> _Record set_

^^^^

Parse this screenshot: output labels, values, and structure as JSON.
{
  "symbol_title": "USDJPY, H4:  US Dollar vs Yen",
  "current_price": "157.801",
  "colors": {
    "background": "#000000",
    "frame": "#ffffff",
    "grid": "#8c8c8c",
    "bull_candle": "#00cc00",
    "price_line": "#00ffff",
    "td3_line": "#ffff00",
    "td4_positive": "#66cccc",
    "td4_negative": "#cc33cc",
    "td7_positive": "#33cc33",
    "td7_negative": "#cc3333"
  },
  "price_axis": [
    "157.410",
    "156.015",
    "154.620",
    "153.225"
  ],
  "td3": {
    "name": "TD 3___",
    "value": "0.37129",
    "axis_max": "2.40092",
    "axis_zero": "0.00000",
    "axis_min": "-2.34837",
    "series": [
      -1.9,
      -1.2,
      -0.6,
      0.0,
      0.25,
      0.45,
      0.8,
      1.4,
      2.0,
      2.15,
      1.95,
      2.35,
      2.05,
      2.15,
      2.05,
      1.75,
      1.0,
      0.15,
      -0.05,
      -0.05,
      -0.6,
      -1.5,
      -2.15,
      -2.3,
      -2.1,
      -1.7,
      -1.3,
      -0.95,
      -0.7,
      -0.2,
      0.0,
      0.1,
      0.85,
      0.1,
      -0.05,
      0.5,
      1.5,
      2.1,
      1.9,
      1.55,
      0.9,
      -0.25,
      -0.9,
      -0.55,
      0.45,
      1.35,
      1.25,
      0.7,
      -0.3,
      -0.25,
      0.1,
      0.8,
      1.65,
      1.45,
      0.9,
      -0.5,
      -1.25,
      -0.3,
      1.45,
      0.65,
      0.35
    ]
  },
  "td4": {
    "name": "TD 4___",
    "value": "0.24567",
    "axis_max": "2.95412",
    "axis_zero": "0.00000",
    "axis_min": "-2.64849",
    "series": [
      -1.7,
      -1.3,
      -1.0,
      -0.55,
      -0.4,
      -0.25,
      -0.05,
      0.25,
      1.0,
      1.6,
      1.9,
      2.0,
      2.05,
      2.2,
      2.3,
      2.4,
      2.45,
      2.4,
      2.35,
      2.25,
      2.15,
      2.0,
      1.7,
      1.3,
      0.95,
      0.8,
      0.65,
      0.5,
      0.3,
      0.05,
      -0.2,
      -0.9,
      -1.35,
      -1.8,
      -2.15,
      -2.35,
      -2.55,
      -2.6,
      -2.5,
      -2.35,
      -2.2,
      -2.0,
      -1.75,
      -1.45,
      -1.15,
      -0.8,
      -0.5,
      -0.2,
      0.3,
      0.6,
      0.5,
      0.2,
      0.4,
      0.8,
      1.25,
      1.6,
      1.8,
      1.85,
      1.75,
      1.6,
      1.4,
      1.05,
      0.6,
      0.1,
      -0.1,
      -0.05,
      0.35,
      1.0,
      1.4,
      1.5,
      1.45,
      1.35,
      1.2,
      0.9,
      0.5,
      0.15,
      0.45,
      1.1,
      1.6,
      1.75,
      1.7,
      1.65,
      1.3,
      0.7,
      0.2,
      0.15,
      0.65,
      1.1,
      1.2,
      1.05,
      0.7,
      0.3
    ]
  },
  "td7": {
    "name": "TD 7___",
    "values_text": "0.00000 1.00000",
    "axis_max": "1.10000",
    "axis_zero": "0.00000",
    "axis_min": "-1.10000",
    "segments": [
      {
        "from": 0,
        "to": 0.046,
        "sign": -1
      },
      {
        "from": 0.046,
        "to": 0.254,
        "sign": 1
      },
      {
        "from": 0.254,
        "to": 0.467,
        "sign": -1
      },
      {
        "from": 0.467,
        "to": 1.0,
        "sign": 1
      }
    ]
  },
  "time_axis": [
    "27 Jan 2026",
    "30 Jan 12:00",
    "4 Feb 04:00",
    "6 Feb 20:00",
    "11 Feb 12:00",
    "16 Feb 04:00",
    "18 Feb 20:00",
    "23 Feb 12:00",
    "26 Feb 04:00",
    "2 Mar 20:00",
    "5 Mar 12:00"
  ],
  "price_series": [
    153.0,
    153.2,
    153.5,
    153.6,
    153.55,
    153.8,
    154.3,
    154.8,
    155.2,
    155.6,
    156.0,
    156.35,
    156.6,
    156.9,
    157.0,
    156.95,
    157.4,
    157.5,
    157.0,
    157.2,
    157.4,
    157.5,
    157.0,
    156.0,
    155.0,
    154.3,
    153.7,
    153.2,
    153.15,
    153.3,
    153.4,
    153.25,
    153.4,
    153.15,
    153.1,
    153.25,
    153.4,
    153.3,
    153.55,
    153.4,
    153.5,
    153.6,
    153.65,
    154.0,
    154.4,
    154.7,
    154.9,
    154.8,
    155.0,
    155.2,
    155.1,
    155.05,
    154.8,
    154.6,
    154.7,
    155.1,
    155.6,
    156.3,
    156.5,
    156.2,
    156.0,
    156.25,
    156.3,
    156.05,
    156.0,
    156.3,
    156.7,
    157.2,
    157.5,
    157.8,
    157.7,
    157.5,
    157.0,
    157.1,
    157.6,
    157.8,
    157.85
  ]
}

^^^^

> _Short exercise_
Write out every record, exactly as written.

> _Expected output_
Parse this screenshot: output labels, values, and structure as JSON.
{
  "symbol_title": "USDJPY, H4:  US Dollar vs Yen",
  "current_price": "157.801",
  "colors": {
    "background": "#000000",
    "frame": "#ffffff",
    "grid": "#8c8c8c",
    "bull_candle": "#00cc00",
    "price_line": "#00ffff",
    "td3_line": "#ffff00",
    "td4_positive": "#66cccc",
    "td4_negative": "#cc33cc",
    "td7_positive": "#33cc33",
    "td7_negative": "#cc3333"
  },
  "price_axis": [
    "157.410",
    "156.015",
    "154.620",
    "153.225"
  ],
  "td3": {
    "name": "TD 3___",
    "value": "0.37129",
    "axis_max": "2.40092",
    "axis_zero": "0.00000",
    "axis_min": "-2.34837",
    "series": [
      -1.9,
      -1.2,
      -0.6,
      0.0,
      0.25,
      0.45,
      0.8,
      1.4,
      2.0,
      2.15,
      1.95,
      2.35,
      2.05,
      2.15,
      2.05,
      1.75,
      1.0,
      0.15,
      -0.05,
      -0.05,
      -0.6,
      -1.5,
      -2.15,
      -2.3,
      -2.1,
      -1.7,
      -1.3,
      -0.95,
      -0.7,
      -0.2,
      0.0,
      0.1,
      0.85,
      0.1,
      -0.05,
      0.5,
      1.5,
      2.1,
      1.9,
      1.55,
      0.9,
      -0.25,
      -0.9,
      -0.55,
      0.45,
      1.35,
      1.25,
      0.7,
      -0.3,
      -0.25,
      0.1,
      0.8,
      1.65,
      1.45,
      0.9,
      -0.5,
      -1.25,
      -0.3,
      1.45,
      0.65,
      0.35
    ]
  },
  "td4": {
    "name": "TD 4___",
    "value": "0.24567",
    "axis_max": "2.95412",
    "axis_zero": "0.00000",
    "axis_min": "-2.64849",
    "series": [
      -1.7,
      -1.3,
      -1.0,
      -0.55,
      -0.4,
      -0.25,
      -0.05,
      0.25,
      1.0,
      1.6,
      1.9,
      2.0,
      2.05,
      2.2,
      2.3,
      2.4,
      2.45,
      2.4,
      2.35,
      2.25,
      2.15,
      2.0,
      1.7,
      1.3,
      0.95,
      0.8,
      0.65,
      0.5,
      0.3,
      0.05,
      -0.2,
      -0.9,
      -1.35,
      -1.8,
      -2.15,
      -2.35,
      -2.55,
      -2.6,
      -2.5,
      -2.35,
      -2.2,
      -2.0,
      -1.75,
      -1.45,
      -1.15,
      -0.8,
      -0.5,
      -0.2,
      0.3,
      0.6,
      0.5,
      0.2,
      0.4,
      0.8,
      1.25,
      1.6,
      1.8,
      1.85,
      1.75,
      1.6,
      1.4,
      1.05,
      0.6,
      0.1,
      -0.1,
      -0.05,
      0.35,
      1.0,
      1.4,
      1.5,
      1.45,
      1.35,
      1.2,
      0.9,
      0.5,
      0.15,
      0.45,
      1.1,
      1.6,
      1.75,
      1.7,
      1.65,
      1.3,
      0.7,
      0.2,
      0.15,
      0.65,
      1.1,
      1.2,
      1.05,
      0.7,
      0.3
    ]
  },
  "td7": {
    "name": "TD 7___",
    "values_text": "0.00000 1.00000",
    "axis_max": "1.10000",
    "axis_zero": "0.00000",
    "axis_min": "-1.10000",
    "segments": [
      {
        "from": 0,
        "to": 0.046,
        "sign": -1
      },
      {
        "from": 0.046,
        "to": 0.254,
        "sign": 1
      },
      {
        "from": 0.254,
        "to": 0.467,
        "sign": -1
      },
      {
        "from": 0.467,
        "to": 1.0,
        "sign": 1
      }
    ]
  },
  "time_axis": [
    "27 Jan 2026",
    "30 Jan 12:00",
    "4 Feb 04:00",
    "6 Feb 20:00",
    "11 Feb 12:00",
    "16 Feb 04:00",
    "18 Feb 20:00",
    "23 Feb 12:00",
    "26 Feb 04:00",
    "2 Mar 20:00",
    "5 Mar 12:00"
  ],
  "price_series": [
    153.0,
    153.2,
    153.5,
    153.6,
    153.55,
    153.8,
    154.3,
    154.8,
    155.2,
    155.6,
    156.0,
    156.35,
    156.6,
    156.9,
    157.0,
    156.95,
    157.4,
    157.5,
    157.0,
    157.2,
    157.4,
    157.5,
    157.0,
    156.0,
    155.0,
    154.3,
    153.7,
    153.2,
    153.15,
    153.3,
    153.4,
    153.25,
    153.4,
    153.15,
    153.1,
    153.25,
    153.4,
    153.3,
    153.55,
    153.4,
    153.5,
    153.6,
    153.65,
    154.0,
    154.4,
    154.7,
    154.9,
    154.8,
    155.0,
    155.2,
    155.1,
    155.05,
    154.8,
    154.6,
    154.7,
    155.1,
    155.6,
    156.3,
    156.5,
    156.2,
    156.0,
    156.25,
    156.3,
    156.05,
    156.0,
    156.3,
    156.7,
    157.2,
    157.5,
    157.8,
    157.7,
    157.5,
    157.0,
    157.1,
    157.6,
    157.8,
    157.85
  ]
}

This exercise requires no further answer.